Figure data in JSON

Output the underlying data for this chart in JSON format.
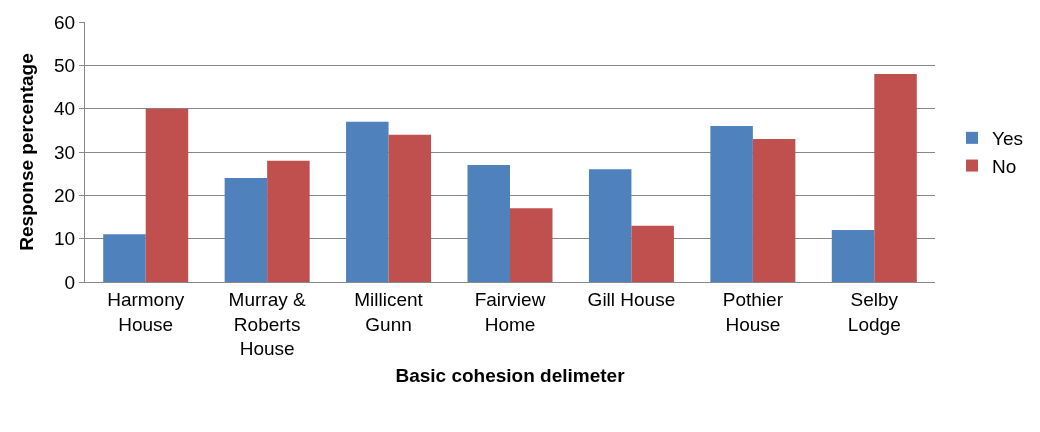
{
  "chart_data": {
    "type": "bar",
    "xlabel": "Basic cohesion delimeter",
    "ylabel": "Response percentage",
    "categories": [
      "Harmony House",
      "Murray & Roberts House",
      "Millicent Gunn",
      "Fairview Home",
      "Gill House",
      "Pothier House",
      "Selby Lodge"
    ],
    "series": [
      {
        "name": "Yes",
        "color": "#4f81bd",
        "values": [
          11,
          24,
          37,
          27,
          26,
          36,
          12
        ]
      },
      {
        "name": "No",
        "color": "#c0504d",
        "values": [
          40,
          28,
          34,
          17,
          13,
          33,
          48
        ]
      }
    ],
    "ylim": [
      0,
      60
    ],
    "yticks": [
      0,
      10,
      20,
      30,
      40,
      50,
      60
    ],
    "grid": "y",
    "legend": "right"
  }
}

--

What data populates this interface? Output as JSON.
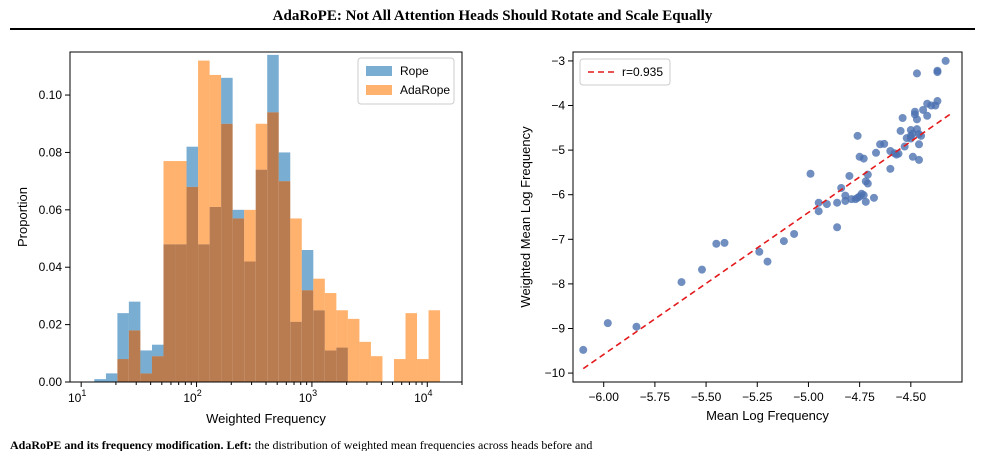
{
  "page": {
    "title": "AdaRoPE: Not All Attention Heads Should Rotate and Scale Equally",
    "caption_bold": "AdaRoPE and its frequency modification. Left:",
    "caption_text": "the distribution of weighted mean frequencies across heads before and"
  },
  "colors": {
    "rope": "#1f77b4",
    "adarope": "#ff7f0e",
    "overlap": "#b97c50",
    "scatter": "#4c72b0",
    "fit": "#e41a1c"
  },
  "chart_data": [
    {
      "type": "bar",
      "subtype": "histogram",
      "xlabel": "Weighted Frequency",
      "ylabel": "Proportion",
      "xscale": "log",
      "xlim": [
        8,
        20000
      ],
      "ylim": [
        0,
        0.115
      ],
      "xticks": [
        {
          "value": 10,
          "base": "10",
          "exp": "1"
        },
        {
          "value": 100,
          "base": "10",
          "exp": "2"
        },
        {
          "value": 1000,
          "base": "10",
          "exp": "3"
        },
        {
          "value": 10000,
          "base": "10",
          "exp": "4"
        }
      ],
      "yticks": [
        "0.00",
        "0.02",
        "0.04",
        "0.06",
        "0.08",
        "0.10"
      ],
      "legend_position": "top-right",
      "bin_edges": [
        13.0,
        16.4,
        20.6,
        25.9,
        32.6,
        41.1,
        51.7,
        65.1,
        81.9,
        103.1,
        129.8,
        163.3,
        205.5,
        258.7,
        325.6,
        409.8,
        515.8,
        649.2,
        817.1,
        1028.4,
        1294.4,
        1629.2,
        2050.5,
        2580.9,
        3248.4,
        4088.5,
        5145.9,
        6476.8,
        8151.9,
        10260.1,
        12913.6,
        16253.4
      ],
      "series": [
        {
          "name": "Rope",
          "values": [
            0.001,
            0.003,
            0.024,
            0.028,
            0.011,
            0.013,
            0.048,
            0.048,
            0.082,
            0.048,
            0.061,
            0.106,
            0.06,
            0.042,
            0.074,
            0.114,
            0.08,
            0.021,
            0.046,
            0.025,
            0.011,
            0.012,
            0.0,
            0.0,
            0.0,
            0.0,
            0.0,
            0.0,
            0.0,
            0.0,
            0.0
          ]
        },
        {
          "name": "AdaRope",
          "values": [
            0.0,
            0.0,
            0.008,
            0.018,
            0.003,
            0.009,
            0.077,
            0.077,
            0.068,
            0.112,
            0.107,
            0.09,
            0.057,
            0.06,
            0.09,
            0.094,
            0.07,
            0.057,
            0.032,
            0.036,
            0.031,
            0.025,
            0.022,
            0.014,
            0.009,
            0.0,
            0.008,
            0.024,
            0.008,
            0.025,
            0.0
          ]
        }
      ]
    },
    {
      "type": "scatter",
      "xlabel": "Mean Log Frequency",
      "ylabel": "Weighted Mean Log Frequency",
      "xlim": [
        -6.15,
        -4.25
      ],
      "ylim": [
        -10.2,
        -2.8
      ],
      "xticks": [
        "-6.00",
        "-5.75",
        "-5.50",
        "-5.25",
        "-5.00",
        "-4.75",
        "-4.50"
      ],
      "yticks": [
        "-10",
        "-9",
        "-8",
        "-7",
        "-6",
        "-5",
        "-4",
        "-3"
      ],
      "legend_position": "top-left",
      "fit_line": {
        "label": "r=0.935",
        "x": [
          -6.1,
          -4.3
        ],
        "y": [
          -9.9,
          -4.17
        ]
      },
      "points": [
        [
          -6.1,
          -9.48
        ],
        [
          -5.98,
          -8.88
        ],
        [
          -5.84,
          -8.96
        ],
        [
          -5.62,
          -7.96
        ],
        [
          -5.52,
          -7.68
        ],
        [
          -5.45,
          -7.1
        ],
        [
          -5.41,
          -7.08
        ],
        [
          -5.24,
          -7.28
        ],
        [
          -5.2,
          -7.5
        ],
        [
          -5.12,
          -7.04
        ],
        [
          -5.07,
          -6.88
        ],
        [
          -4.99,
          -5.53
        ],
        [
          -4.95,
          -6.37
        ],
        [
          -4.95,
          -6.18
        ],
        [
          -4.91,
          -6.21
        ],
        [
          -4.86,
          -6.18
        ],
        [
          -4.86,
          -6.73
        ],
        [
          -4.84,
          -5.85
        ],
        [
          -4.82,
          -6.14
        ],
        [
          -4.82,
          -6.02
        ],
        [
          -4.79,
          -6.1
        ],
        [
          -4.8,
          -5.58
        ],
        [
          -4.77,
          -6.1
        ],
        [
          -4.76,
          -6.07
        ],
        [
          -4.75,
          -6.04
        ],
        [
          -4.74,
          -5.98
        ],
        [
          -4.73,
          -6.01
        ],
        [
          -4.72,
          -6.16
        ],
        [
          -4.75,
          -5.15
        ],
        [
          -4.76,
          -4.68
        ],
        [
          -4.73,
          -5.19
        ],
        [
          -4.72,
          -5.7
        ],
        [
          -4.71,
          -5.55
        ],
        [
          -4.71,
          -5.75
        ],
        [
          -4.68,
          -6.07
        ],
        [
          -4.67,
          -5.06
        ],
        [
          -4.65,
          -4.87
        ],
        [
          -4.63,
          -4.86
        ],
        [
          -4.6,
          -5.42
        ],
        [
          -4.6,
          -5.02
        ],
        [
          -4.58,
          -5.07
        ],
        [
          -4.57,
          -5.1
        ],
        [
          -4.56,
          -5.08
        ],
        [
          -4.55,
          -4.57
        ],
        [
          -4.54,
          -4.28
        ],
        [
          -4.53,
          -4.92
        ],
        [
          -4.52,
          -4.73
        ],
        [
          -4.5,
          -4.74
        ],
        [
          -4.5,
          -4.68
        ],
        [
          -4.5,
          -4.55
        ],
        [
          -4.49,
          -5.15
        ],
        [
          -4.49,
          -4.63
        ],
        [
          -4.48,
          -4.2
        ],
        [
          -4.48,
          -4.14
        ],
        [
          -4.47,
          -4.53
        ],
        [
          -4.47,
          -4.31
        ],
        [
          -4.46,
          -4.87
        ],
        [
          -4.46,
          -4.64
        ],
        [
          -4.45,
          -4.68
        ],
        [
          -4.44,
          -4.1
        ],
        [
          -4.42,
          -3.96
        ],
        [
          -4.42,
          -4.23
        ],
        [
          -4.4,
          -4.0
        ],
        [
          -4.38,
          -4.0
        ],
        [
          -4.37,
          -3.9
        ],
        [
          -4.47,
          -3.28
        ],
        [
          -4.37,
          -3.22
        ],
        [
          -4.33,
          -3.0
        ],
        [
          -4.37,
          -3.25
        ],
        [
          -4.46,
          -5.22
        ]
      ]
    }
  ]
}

▸ TASK BRIEF
In the entries above, count every line containing the word "right". Write only the total.

▸ OUTPUT FOR THIS EXERCISE
2